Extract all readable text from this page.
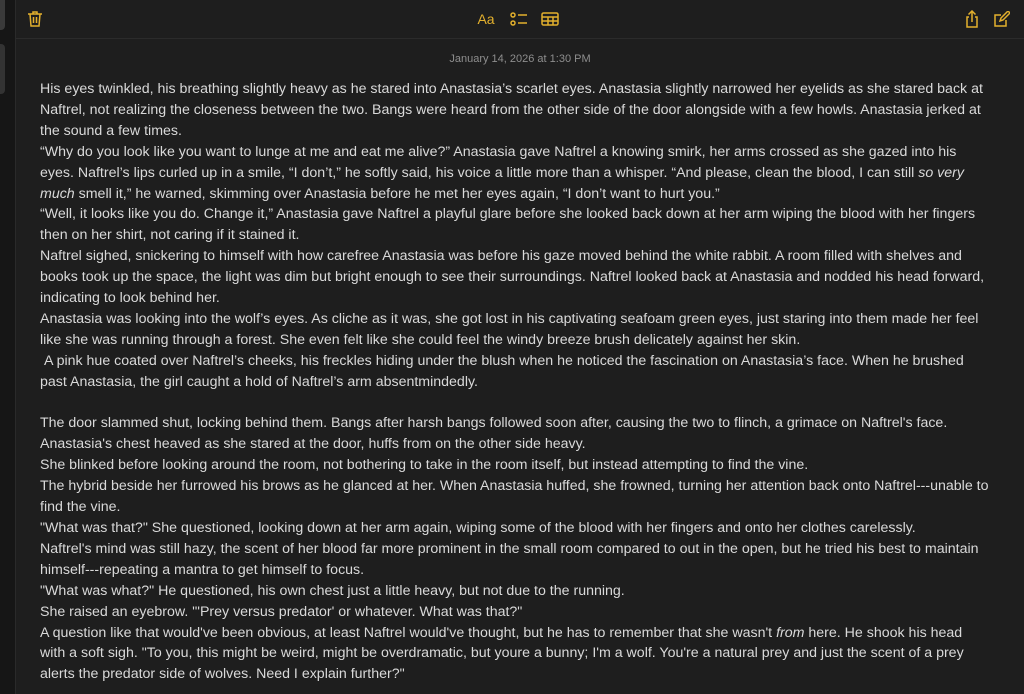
Aa
January 14, 2026 at 1:30 PM

His eyes twinkled, his breathing slightly heavy as he stared into Anastasia’s scarlet eyes. Anastasia slightly narrowed her eyelids as she stared back at Naftrel, not realizing the closeness between the two. Bangs were heard from the other side of the door alongside with a few howls. Anastasia jerked at the sound a few times.

“Why do you look like you want to lunge at me and eat me alive?” Anastasia gave Naftrel a knowing smirk, her arms crossed as she gazed into his eyes. Naftrel’s lips curled up in a smile, “I don’t,” he softly said, his voice a little more than a whisper. “And please, clean the blood, I can still so very much smell it,” he warned, skimming over Anastasia before he met her eyes again, “I don’t want to hurt you.”

“Well, it looks like you do. Change it,” Anastasia gave Naftrel a playful glare before she looked back down at her arm wiping the blood with her fingers then on her shirt, not caring if it stained it.

Naftrel sighed, snickering to himself with how carefree Anastasia was before his gaze moved behind the white rabbit. A room filled with shelves and books took up the space, the light was dim but bright enough to see their surroundings. Naftrel looked back at Anastasia and nodded his head forward, indicating to look behind her.

Anastasia was looking into the wolf’s eyes. As cliche as it was, she got lost in his captivating seafoam green eyes, just staring into them made her feel like she was running through a forest. She even felt like she could feel the windy breeze brush delicately against her skin.

A pink hue coated over Naftrel’s cheeks, his freckles hiding under the blush when he noticed the fascination on Anastasia’s face. When he brushed past Anastasia, the girl caught a hold of Naftrel’s arm absentmindedly.

The door slammed shut, locking behind them. Bangs after harsh bangs followed soon after, causing the two to flinch, a grimace on Naftrel's face. Anastasia's chest heaved as she stared at the door, huffs from on the other side heavy.

She blinked before looking around the room, not bothering to take in the room itself, but instead attempting to find the vine.

The hybrid beside her furrowed his brows as he glanced at her. When Anastasia huffed, she frowned, turning her attention back onto Naftrel---unable to find the vine.

"What was that?" She questioned, looking down at her arm again, wiping some of the blood with her fingers and onto her clothes carelessly.

Naftrel's mind was still hazy, the scent of her blood far more prominent in the small room compared to out in the open, but he tried his best to maintain himself---repeating a mantra to get himself to focus.

"What was what?" He questioned, his own chest just a little heavy, but not due to the running.

She raised an eyebrow. "'Prey versus predator' or whatever. What was that?"

A question like that would've been obvious, at least Naftrel would've thought, but he has to remember that she wasn't from here. He shook his head with a soft sigh. "To you, this might be weird, might be overdramatic, but youre a bunny; I'm a wolf. You're a natural prey and just the scent of a prey alerts the predator side of wolves. Need I explain further?"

◇ ◇ ◇ ◇ ◇ ◇ ◇

What is required: Quote every record above exactly, leaving out the pictures.

Output below:
Extract all readable text from this page.
Aa
January 14, 2026 at 1:30 PM

His eyes twinkled, his breathing slightly heavy as he stared into Anastasia’s scarlet eyes. Anastasia slightly narrowed her eyelids as she stared back at Naftrel, not realizing the closeness between the two. Bangs were heard from the other side of the door alongside with a few howls. Anastasia jerked at the sound a few times.

“Why do you look like you want to lunge at me and eat me alive?” Anastasia gave Naftrel a knowing smirk, her arms crossed as she gazed into his eyes. Naftrel’s lips curled up in a smile, “I don’t,” he softly said, his voice a little more than a whisper. “And please, clean the blood, I can still so very much smell it,” he warned, skimming over Anastasia before he met her eyes again, “I don’t want to hurt you.”

“Well, it looks like you do. Change it,” Anastasia gave Naftrel a playful glare before she looked back down at her arm wiping the blood with her fingers then on her shirt, not caring if it stained it.

Naftrel sighed, snickering to himself with how carefree Anastasia was before his gaze moved behind the white rabbit. A room filled with shelves and books took up the space, the light was dim but bright enough to see their surroundings. Naftrel looked back at Anastasia and nodded his head forward, indicating to look behind her.

Anastasia was looking into the wolf’s eyes. As cliche as it was, she got lost in his captivating seafoam green eyes, just staring into them made her feel like she was running through a forest. She even felt like she could feel the windy breeze brush delicately against her skin.

A pink hue coated over Naftrel’s cheeks, his freckles hiding under the blush when he noticed the fascination on Anastasia’s face. When he brushed past Anastasia, the girl caught a hold of Naftrel’s arm absentmindedly.

The door slammed shut, locking behind them. Bangs after harsh bangs followed soon after, causing the two to flinch, a grimace on Naftrel's face. Anastasia's chest heaved as she stared at the door, huffs from on the other side heavy.

She blinked before looking around the room, not bothering to take in the room itself, but instead attempting to find the vine.

The hybrid beside her furrowed his brows as he glanced at her. When Anastasia huffed, she frowned, turning her attention back onto Naftrel---unable to find the vine.

"What was that?" She questioned, looking down at her arm again, wiping some of the blood with her fingers and onto her clothes carelessly.

Naftrel's mind was still hazy, the scent of her blood far more prominent in the small room compared to out in the open, but he tried his best to maintain himself---repeating a mantra to get himself to focus.

"What was what?" He questioned, his own chest just a little heavy, but not due to the running.

She raised an eyebrow. "'Prey versus predator' or whatever. What was that?"

A question like that would've been obvious, at least Naftrel would've thought, but he has to remember that she wasn't from here. He shook his head with a soft sigh. "To you, this might be weird, might be overdramatic, but youre a bunny; I'm a wolf. You're a natural prey and just the scent of a prey alerts the predator side of wolves. Need I explain further?"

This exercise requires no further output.